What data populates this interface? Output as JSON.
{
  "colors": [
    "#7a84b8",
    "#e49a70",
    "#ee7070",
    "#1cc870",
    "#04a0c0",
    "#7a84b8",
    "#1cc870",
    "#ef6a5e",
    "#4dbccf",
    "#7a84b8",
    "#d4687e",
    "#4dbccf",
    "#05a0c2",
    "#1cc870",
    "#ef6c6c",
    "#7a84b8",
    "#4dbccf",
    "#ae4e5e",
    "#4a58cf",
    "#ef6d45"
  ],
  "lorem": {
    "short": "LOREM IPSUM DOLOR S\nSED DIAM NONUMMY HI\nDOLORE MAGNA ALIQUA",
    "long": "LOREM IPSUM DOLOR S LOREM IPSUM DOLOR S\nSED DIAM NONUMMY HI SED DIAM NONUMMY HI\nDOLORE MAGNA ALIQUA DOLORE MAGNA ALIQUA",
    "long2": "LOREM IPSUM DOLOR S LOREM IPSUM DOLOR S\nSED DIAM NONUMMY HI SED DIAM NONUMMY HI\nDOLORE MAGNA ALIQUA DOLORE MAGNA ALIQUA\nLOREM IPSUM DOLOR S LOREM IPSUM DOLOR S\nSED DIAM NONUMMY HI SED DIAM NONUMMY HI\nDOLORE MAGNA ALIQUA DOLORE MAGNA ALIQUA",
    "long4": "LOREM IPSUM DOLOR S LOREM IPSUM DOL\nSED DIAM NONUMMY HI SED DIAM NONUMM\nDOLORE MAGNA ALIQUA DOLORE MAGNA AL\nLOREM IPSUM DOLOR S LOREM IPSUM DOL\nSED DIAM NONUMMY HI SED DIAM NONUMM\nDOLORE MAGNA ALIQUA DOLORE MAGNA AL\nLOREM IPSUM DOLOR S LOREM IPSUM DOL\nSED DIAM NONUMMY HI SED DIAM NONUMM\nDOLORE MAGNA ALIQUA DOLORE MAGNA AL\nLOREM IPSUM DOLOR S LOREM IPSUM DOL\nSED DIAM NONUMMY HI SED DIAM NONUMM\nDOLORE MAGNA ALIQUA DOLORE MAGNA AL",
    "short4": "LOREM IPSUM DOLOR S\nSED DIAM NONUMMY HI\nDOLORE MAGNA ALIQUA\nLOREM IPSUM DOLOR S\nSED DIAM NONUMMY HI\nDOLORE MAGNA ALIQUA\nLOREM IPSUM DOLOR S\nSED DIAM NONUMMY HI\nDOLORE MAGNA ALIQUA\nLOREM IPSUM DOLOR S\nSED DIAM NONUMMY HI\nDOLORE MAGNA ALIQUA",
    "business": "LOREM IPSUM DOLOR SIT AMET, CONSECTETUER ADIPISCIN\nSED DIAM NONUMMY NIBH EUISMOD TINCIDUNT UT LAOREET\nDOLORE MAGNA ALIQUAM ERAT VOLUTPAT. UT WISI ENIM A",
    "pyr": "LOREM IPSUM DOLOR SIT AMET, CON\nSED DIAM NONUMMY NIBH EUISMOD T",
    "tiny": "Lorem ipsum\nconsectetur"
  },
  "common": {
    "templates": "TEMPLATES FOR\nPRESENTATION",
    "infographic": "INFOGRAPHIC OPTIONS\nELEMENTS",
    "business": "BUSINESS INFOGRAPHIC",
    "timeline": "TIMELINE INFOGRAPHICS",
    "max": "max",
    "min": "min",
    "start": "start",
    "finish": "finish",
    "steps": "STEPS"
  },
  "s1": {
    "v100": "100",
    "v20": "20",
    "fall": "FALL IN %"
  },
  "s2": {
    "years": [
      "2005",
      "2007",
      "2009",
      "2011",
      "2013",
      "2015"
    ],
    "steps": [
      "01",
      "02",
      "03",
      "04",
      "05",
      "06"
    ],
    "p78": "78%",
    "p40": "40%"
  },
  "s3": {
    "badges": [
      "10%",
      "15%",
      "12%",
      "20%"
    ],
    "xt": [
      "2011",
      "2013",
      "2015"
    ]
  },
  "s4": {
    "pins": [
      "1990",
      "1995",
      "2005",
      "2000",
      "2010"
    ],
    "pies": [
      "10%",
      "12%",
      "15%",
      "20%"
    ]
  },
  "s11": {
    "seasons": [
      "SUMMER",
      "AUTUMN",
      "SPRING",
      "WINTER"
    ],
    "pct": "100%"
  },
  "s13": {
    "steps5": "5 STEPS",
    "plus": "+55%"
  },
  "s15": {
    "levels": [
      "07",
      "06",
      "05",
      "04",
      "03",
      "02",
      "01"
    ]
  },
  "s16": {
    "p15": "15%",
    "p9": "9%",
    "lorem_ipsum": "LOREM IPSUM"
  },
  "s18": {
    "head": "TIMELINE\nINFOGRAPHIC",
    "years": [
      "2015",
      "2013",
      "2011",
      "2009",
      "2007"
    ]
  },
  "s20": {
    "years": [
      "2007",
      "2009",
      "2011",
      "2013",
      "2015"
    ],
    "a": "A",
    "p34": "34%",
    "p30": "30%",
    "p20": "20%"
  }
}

·····

Given task: Give all the records again. Match them exactly.

The solution:
What data populates this interface? Output as JSON.
{
  "colors": [
    "#7a84b8",
    "#e49a70",
    "#ee7070",
    "#1cc870",
    "#04a0c0",
    "#7a84b8",
    "#1cc870",
    "#ef6a5e",
    "#4dbccf",
    "#7a84b8",
    "#d4687e",
    "#4dbccf",
    "#05a0c2",
    "#1cc870",
    "#ef6c6c",
    "#7a84b8",
    "#4dbccf",
    "#ae4e5e",
    "#4a58cf",
    "#ef6d45"
  ],
  "lorem": {
    "short": "LOREM IPSUM DOLOR S\nSED DIAM NONUMMY HI\nDOLORE MAGNA ALIQUA",
    "long": "LOREM IPSUM DOLOR S LOREM IPSUM DOLOR S\nSED DIAM NONUMMY HI SED DIAM NONUMMY HI\nDOLORE MAGNA ALIQUA DOLORE MAGNA ALIQUA",
    "long2": "LOREM IPSUM DOLOR S LOREM IPSUM DOLOR S\nSED DIAM NONUMMY HI SED DIAM NONUMMY HI\nDOLORE MAGNA ALIQUA DOLORE MAGNA ALIQUA\nLOREM IPSUM DOLOR S LOREM IPSUM DOLOR S\nSED DIAM NONUMMY HI SED DIAM NONUMMY HI\nDOLORE MAGNA ALIQUA DOLORE MAGNA ALIQUA",
    "long4": "LOREM IPSUM DOLOR S LOREM IPSUM DOL\nSED DIAM NONUMMY HI SED DIAM NONUMM\nDOLORE MAGNA ALIQUA DOLORE MAGNA AL\nLOREM IPSUM DOLOR S LOREM IPSUM DOL\nSED DIAM NONUMMY HI SED DIAM NONUMM\nDOLORE MAGNA ALIQUA DOLORE MAGNA AL\nLOREM IPSUM DOLOR S LOREM IPSUM DOL\nSED DIAM NONUMMY HI SED DIAM NONUMM\nDOLORE MAGNA ALIQUA DOLORE MAGNA AL\nLOREM IPSUM DOLOR S LOREM IPSUM DOL\nSED DIAM NONUMMY HI SED DIAM NONUMM\nDOLORE MAGNA ALIQUA DOLORE MAGNA AL",
    "short4": "LOREM IPSUM DOLOR S\nSED DIAM NONUMMY HI\nDOLORE MAGNA ALIQUA\nLOREM IPSUM DOLOR S\nSED DIAM NONUMMY HI\nDOLORE MAGNA ALIQUA\nLOREM IPSUM DOLOR S\nSED DIAM NONUMMY HI\nDOLORE MAGNA ALIQUA\nLOREM IPSUM DOLOR S\nSED DIAM NONUMMY HI\nDOLORE MAGNA ALIQUA",
    "business": "LOREM IPSUM DOLOR SIT AMET, CONSECTETUER ADIPISCIN\nSED DIAM NONUMMY NIBH EUISMOD TINCIDUNT UT LAOREET\nDOLORE MAGNA ALIQUAM ERAT VOLUTPAT. UT WISI ENIM A",
    "pyr": "LOREM IPSUM DOLOR SIT AMET, CON\nSED DIAM NONUMMY NIBH EUISMOD T",
    "tiny": "Lorem ipsum\nconsectetur"
  },
  "common": {
    "templates": "TEMPLATES FOR\nPRESENTATION",
    "infographic": "INFOGRAPHIC OPTIONS\nELEMENTS",
    "business": "BUSINESS INFOGRAPHIC",
    "timeline": "TIMELINE INFOGRAPHICS",
    "max": "max",
    "min": "min",
    "start": "start",
    "finish": "finish",
    "steps": "STEPS"
  },
  "s1": {
    "v100": "100",
    "v20": "20",
    "fall": "FALL IN %"
  },
  "s2": {
    "years": [
      "2005",
      "2007",
      "2009",
      "2011",
      "2013",
      "2015"
    ],
    "steps": [
      "01",
      "02",
      "03",
      "04",
      "05",
      "06"
    ],
    "p78": "78%",
    "p40": "40%"
  },
  "s3": {
    "badges": [
      "10%",
      "15%",
      "12%",
      "20%"
    ],
    "xt": [
      "2011",
      "2013",
      "2015"
    ]
  },
  "s4": {
    "pins": [
      "1990",
      "1995",
      "2005",
      "2000",
      "2010"
    ],
    "pies": [
      "10%",
      "12%",
      "15%",
      "20%"
    ]
  },
  "s11": {
    "seasons": [
      "SUMMER",
      "AUTUMN",
      "SPRING",
      "WINTER"
    ],
    "pct": "100%"
  },
  "s13": {
    "steps5": "5 STEPS",
    "plus": "+55%"
  },
  "s15": {
    "levels": [
      "07",
      "06",
      "05",
      "04",
      "03",
      "02",
      "01"
    ]
  },
  "s16": {
    "p15": "15%",
    "p9": "9%",
    "lorem_ipsum": "LOREM IPSUM"
  },
  "s18": {
    "head": "TIMELINE\nINFOGRAPHIC",
    "years": [
      "2015",
      "2013",
      "2011",
      "2009",
      "2007"
    ]
  },
  "s20": {
    "years": [
      "2007",
      "2009",
      "2011",
      "2013",
      "2015"
    ],
    "a": "A",
    "p34": "34%",
    "p30": "30%",
    "p20": "20%"
  }
}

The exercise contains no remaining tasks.